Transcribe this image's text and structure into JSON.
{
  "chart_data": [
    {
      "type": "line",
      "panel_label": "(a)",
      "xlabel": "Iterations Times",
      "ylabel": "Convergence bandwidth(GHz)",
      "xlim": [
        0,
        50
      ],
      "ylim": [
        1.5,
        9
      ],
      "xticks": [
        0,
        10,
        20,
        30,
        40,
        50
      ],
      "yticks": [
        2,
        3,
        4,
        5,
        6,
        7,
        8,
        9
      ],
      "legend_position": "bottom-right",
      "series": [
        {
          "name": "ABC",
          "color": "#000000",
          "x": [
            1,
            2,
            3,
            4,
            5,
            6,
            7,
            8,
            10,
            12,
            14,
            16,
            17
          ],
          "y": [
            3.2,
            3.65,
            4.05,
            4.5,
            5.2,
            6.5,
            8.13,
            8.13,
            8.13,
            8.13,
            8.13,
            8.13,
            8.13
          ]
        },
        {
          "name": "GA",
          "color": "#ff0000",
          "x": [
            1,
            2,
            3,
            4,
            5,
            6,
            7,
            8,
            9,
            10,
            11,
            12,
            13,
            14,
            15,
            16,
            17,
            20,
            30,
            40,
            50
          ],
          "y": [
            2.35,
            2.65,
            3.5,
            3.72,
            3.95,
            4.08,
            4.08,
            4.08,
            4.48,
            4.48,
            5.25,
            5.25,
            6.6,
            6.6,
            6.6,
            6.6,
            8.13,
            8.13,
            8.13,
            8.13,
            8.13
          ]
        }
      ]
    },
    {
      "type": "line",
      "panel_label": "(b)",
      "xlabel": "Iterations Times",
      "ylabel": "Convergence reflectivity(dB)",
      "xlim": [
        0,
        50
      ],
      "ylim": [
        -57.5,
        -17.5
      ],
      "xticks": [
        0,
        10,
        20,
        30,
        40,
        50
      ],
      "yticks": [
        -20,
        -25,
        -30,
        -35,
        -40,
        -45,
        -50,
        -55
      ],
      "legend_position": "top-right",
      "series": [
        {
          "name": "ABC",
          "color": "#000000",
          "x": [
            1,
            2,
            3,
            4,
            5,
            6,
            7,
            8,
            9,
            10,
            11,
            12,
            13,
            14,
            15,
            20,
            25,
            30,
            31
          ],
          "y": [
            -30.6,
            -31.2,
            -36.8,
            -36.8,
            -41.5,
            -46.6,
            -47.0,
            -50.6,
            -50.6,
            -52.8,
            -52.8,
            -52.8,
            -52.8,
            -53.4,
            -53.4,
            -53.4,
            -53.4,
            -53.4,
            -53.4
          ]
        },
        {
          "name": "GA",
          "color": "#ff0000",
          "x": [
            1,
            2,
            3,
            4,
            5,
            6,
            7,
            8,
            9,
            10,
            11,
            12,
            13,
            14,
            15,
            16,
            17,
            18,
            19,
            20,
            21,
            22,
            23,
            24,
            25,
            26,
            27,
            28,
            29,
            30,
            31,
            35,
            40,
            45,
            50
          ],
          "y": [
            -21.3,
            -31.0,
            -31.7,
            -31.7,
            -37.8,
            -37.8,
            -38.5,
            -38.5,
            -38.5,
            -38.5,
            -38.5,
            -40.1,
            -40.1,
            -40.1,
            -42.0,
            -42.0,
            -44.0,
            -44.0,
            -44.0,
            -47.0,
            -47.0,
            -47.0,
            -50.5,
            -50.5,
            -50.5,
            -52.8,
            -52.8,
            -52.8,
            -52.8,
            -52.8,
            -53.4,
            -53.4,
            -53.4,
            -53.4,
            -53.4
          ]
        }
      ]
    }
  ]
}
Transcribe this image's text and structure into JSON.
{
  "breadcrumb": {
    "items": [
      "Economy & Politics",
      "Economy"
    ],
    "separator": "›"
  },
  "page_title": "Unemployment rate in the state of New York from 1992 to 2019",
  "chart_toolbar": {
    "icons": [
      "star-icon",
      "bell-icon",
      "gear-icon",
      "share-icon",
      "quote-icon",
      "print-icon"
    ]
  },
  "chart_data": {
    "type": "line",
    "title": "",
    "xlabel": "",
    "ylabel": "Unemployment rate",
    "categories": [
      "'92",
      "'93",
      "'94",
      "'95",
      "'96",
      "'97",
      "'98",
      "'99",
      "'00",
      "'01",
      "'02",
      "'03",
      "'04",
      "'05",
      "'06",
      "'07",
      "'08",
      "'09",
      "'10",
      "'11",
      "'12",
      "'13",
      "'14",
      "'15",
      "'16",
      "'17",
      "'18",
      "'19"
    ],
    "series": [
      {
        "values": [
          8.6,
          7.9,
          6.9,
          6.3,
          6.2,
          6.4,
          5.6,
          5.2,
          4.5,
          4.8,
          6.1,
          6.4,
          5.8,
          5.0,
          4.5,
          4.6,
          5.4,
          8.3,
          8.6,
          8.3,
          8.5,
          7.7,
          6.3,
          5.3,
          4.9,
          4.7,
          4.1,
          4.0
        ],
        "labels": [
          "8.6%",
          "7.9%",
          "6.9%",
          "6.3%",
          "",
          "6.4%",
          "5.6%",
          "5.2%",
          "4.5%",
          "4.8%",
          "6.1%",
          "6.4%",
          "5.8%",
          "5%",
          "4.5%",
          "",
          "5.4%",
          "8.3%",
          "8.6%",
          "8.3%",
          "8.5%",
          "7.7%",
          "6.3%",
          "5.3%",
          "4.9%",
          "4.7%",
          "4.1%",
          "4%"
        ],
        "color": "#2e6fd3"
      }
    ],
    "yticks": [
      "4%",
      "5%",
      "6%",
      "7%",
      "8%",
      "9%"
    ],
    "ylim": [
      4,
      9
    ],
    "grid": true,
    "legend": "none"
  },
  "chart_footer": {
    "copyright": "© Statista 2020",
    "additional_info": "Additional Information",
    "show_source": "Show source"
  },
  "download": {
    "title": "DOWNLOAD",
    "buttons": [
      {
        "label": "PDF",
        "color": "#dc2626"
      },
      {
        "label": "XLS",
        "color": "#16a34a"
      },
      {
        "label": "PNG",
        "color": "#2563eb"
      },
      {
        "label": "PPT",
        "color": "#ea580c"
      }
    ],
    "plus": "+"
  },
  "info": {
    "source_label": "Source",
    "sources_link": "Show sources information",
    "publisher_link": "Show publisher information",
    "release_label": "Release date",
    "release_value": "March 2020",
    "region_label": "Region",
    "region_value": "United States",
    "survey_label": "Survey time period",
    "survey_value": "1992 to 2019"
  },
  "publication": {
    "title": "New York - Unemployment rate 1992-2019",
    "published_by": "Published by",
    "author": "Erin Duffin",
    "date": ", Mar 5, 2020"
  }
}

· · · · ·

● **Task details**: Copy each line of the listing that includes "color".

● **Final result**:
          "color": "#000000",
          "color": "#ff0000",
          "color": "#000000",
          "color": "#ff0000",
        "color": "#2e6fd3"
        "color": "#dc2626"
        "color": "#16a34a"
        "color": "#2563eb"
        "color": "#ea580c"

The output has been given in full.